- _WHAT YOU NEED TO DO_: Print the records below word for word, but leave out the pictures.
## Begin DATA SHOWN
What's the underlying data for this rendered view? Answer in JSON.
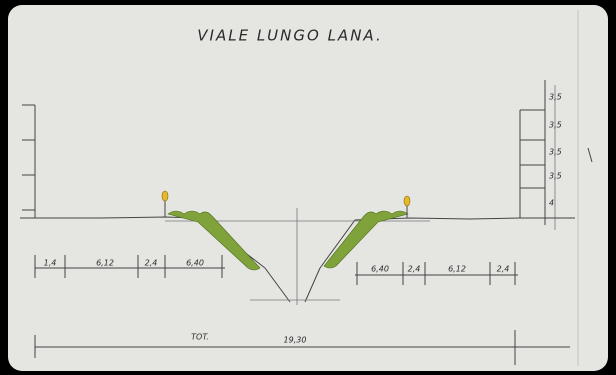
{
  "title": "VIALE LUNGO LANA.",
  "left_dimensions": [
    "1,4",
    "6,12",
    "2,4",
    "6,40"
  ],
  "right_dimensions": [
    "6,40",
    "2,4",
    "6,12",
    "2,4"
  ],
  "building_heights": [
    "3,5",
    "3,5",
    "3,5",
    "3,5",
    "4"
  ],
  "total": {
    "label": "TOT.",
    "value": "19,30"
  }
}
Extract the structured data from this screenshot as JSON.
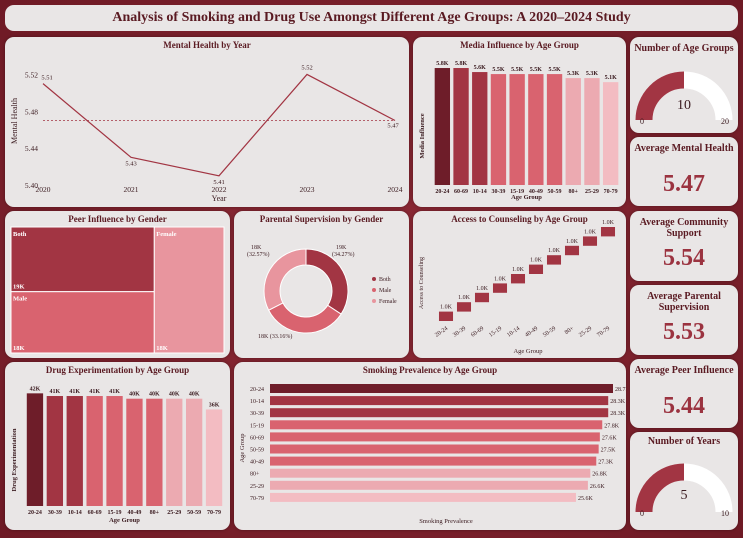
{
  "title": "Analysis of Smoking and Drug Use Amongst Different Age Groups: A 2020–2024 Study",
  "kpis": {
    "age_groups": {
      "title": "Number of Age Groups",
      "value": "10",
      "min": "0",
      "max": "20",
      "fraction": 0.5
    },
    "mental_health": {
      "title": "Average Mental Health",
      "value": "5.47"
    },
    "community": {
      "title": "Average Community Support",
      "value": "5.54"
    },
    "parental": {
      "title": "Average Parental Supervision",
      "value": "5.53"
    },
    "peer": {
      "title": "Average Peer Influence",
      "value": "5.44"
    },
    "years": {
      "title": "Number of Years",
      "value": "5",
      "min": "0",
      "max": "10",
      "fraction": 0.5
    }
  },
  "colors": {
    "dark": "#6e1d29",
    "mid": "#a23543",
    "base": "#d9636f",
    "light": "#ecaab1",
    "lighter": "#f3bcc2"
  },
  "chart_data": [
    {
      "id": "mental",
      "type": "line",
      "title": "Mental Health by Year",
      "x": [
        "2020",
        "2021",
        "2022",
        "2023",
        "2024"
      ],
      "values": [
        5.51,
        5.43,
        5.41,
        5.52,
        5.47
      ],
      "labels": [
        "5.51",
        "5.43",
        "5.41",
        "5.52",
        "5.47"
      ],
      "average": 5.47,
      "xlabel": "Year",
      "ylabel": "Mental Health",
      "yticks": [
        "5.40",
        "5.42",
        "5.44",
        "5.46",
        "5.48",
        "5.50",
        "5.52",
        "5.54"
      ],
      "ylim": [
        5.4,
        5.54
      ]
    },
    {
      "id": "media",
      "type": "bar",
      "title": "Media Influence by Age Group",
      "categories": [
        "20-24",
        "60-69",
        "10-14",
        "30-39",
        "15-19",
        "40-49",
        "50-59",
        "80+",
        "25-29",
        "70-79"
      ],
      "values": [
        5.8,
        5.8,
        5.6,
        5.5,
        5.5,
        5.5,
        5.5,
        5.3,
        5.3,
        5.1
      ],
      "labels": [
        "5.8K",
        "5.8K",
        "5.6K",
        "5.5K",
        "5.5K",
        "5.5K",
        "5.5K",
        "5.3K",
        "5.3K",
        "5.1K"
      ],
      "xlabel": "Age Group",
      "ylabel": "Media Influence"
    },
    {
      "id": "peer",
      "type": "treemap",
      "title": "Peer Influence by Gender",
      "categories": [
        "Both",
        "Male",
        "Female"
      ],
      "values": [
        19,
        18,
        18
      ],
      "labels": [
        "19K",
        "18K",
        "18K"
      ]
    },
    {
      "id": "parental",
      "type": "donut",
      "title": "Parental Supervision by Gender",
      "categories": [
        "Both",
        "Male",
        "Female"
      ],
      "values": [
        34.27,
        33.16,
        32.57
      ],
      "labels": [
        "19K (34.27%)",
        "18K (33.16%)",
        "18K (32.57%)"
      ],
      "legend": [
        "Both",
        "Male",
        "Female"
      ]
    },
    {
      "id": "counseling",
      "type": "waterfall",
      "title": "Access to Counseling by Age Group",
      "categories": [
        "20-24",
        "30-39",
        "60-69",
        "15-19",
        "10-14",
        "40-49",
        "50-59",
        "80+",
        "25-29",
        "70-79"
      ],
      "values": [
        1,
        1,
        1,
        1,
        1,
        1,
        1,
        1,
        1,
        1
      ],
      "labels": [
        "1.0K",
        "1.0K",
        "1.0K",
        "1.0K",
        "1.0K",
        "1.0K",
        "1.0K",
        "1.0K",
        "1.0K",
        "1.0K"
      ],
      "xlabel": "Age Group",
      "ylabel": "Access to Counseling"
    },
    {
      "id": "drug",
      "type": "bar",
      "title": "Drug Experimentation by Age Group",
      "categories": [
        "20-24",
        "30-39",
        "10-14",
        "60-69",
        "15-19",
        "40-49",
        "80+",
        "25-29",
        "50-59",
        "70-79"
      ],
      "values": [
        42,
        41,
        41,
        41,
        41,
        40,
        40,
        40,
        40,
        36
      ],
      "labels": [
        "42K",
        "41K",
        "41K",
        "41K",
        "41K",
        "40K",
        "40K",
        "40K",
        "40K",
        "36K"
      ],
      "xlabel": "Age Group",
      "ylabel": "Drug Experimentation"
    },
    {
      "id": "smoking",
      "type": "bar-horizontal",
      "title": "Smoking Prevalence by Age Group",
      "categories": [
        "20-24",
        "10-14",
        "30-39",
        "15-19",
        "60-69",
        "50-59",
        "40-49",
        "80+",
        "25-29",
        "70-79"
      ],
      "values": [
        28.7,
        28.3,
        28.3,
        27.8,
        27.6,
        27.5,
        27.3,
        26.8,
        26.6,
        25.6
      ],
      "labels": [
        "28.7K",
        "28.3K",
        "28.3K",
        "27.8K",
        "27.6K",
        "27.5K",
        "27.3K",
        "26.8K",
        "26.6K",
        "25.6K"
      ],
      "xlabel": "Smoking Prevalence",
      "ylabel": "Age Group"
    }
  ]
}
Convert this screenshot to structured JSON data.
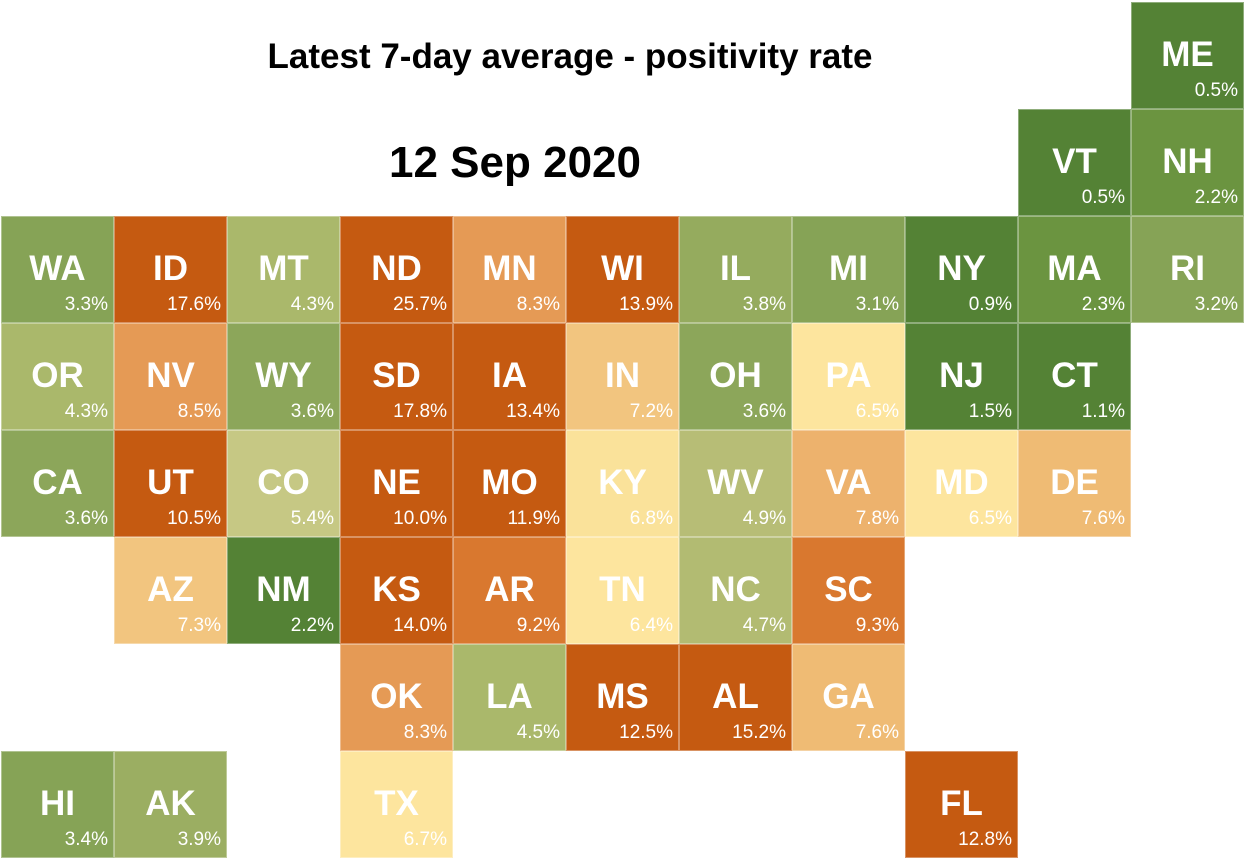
## End DATA SHOWN
- _EXPECTED ANSWER_:
What's the underlying data for this rendered view? Answer in JSON.
{
  "title": "VIALE LUNGO LANA.",
  "left_dimensions": [
    "1,4",
    "6,12",
    "2,4",
    "6,40"
  ],
  "right_dimensions": [
    "6,40",
    "2,4",
    "6,12",
    "2,4"
  ],
  "building_heights": [
    "3,5",
    "3,5",
    "3,5",
    "3,5",
    "4"
  ],
  "total": {
    "label": "TOT.",
    "value": "19,30"
  }
}
Extract the structured data from this screenshot as JSON.
{
  "title": "Analysis of Smoking and Drug Use Amongst Different Age Groups: A 2020–2024 Study",
  "kpis": {
    "age_groups": {
      "title": "Number of Age Groups",
      "value": "10",
      "min": "0",
      "max": "20",
      "fraction": 0.5
    },
    "mental_health": {
      "title": "Average Mental Health",
      "value": "5.47"
    },
    "community": {
      "title": "Average Community Support",
      "value": "5.54"
    },
    "parental": {
      "title": "Average Parental Supervision",
      "value": "5.53"
    },
    "peer": {
      "title": "Average Peer Influence",
      "value": "5.44"
    },
    "years": {
      "title": "Number of Years",
      "value": "5",
      "min": "0",
      "max": "10",
      "fraction": 0.5
    }
  },
  "colors": {
    "dark": "#6e1d29",
    "mid": "#a23543",
    "base": "#d9636f",
    "light": "#ecaab1",
    "lighter": "#f3bcc2"
  },
  "chart_data": [
    {
      "id": "mental",
      "type": "line",
      "title": "Mental Health by Year",
      "x": [
        "2020",
        "2021",
        "2022",
        "2023",
        "2024"
      ],
      "values": [
        5.51,
        5.43,
        5.41,
        5.52,
        5.47
      ],
      "labels": [
        "5.51",
        "5.43",
        "5.41",
        "5.52",
        "5.47"
      ],
      "average": 5.47,
      "xlabel": "Year",
      "ylabel": "Mental Health",
      "yticks": [
        "5.40",
        "5.42",
        "5.44",
        "5.46",
        "5.48",
        "5.50",
        "5.52",
        "5.54"
      ],
      "ylim": [
        5.4,
        5.54
      ]
    },
    {
      "id": "media",
      "type": "bar",
      "title": "Media Influence by Age Group",
      "categories": [
        "20-24",
        "60-69",
        "10-14",
        "30-39",
        "15-19",
        "40-49",
        "50-59",
        "80+",
        "25-29",
        "70-79"
      ],
      "values": [
        5.8,
        5.8,
        5.6,
        5.5,
        5.5,
        5.5,
        5.5,
        5.3,
        5.3,
        5.1
      ],
      "labels": [
        "5.8K",
        "5.8K",
        "5.6K",
        "5.5K",
        "5.5K",
        "5.5K",
        "5.5K",
        "5.3K",
        "5.3K",
        "5.1K"
      ],
      "xlabel": "Age Group",
      "ylabel": "Media Influence"
    },
    {
      "id": "peer",
      "type": "treemap",
      "title": "Peer Influence by Gender",
      "categories": [
        "Both",
        "Male",
        "Female"
      ],
      "values": [
        19,
        18,
        18
      ],
      "labels": [
        "19K",
        "18K",
        "18K"
      ]
    },
    {
      "id": "parental",
      "type": "donut",
      "title": "Parental Supervision by Gender",
      "categories": [
        "Both",
        "Male",
        "Female"
      ],
      "values": [
        34.27,
        33.16,
        32.57
      ],
      "labels": [
        "19K (34.27%)",
        "18K (33.16%)",
        "18K (32.57%)"
      ],
      "legend": [
        "Both",
        "Male",
        "Female"
      ]
    },
    {
      "id": "counseling",
      "type": "waterfall",
      "title": "Access to Counseling by Age Group",
      "categories": [
        "20-24",
        "30-39",
        "60-69",
        "15-19",
        "10-14",
        "40-49",
        "50-59",
        "80+",
        "25-29",
        "70-79"
      ],
      "values": [
        1,
        1,
        1,
        1,
        1,
        1,
        1,
        1,
        1,
        1
      ],
      "labels": [
        "1.0K",
        "1.0K",
        "1.0K",
        "1.0K",
        "1.0K",
        "1.0K",
        "1.0K",
        "1.0K",
        "1.0K",
        "1.0K"
      ],
      "xlabel": "Age Group",
      "ylabel": "Access to Counseling"
    },
    {
      "id": "drug",
      "type": "bar",
      "title": "Drug Experimentation by Age Group",
      "categories": [
        "20-24",
        "30-39",
        "10-14",
        "60-69",
        "15-19",
        "40-49",
        "80+",
        "25-29",
        "50-59",
        "70-79"
      ],
      "values": [
        42,
        41,
        41,
        41,
        41,
        40,
        40,
        40,
        40,
        36
      ],
      "labels": [
        "42K",
        "41K",
        "41K",
        "41K",
        "41K",
        "40K",
        "40K",
        "40K",
        "40K",
        "36K"
      ],
      "xlabel": "Age Group",
      "ylabel": "Drug Experimentation"
    },
    {
      "id": "smoking",
      "type": "bar-horizontal",
      "title": "Smoking Prevalence by Age Group",
      "categories": [
        "20-24",
        "10-14",
        "30-39",
        "15-19",
        "60-69",
        "50-59",
        "40-49",
        "80+",
        "25-29",
        "70-79"
      ],
      "values": [
        28.7,
        28.3,
        28.3,
        27.8,
        27.6,
        27.5,
        27.3,
        26.8,
        26.6,
        25.6
      ],
      "labels": [
        "28.7K",
        "28.3K",
        "28.3K",
        "27.8K",
        "27.6K",
        "27.5K",
        "27.3K",
        "26.8K",
        "26.6K",
        "25.6K"
      ],
      "xlabel": "Smoking Prevalence",
      "ylabel": "Age Group"
    }
  ]
}
Convert this screenshot to structured JSON data.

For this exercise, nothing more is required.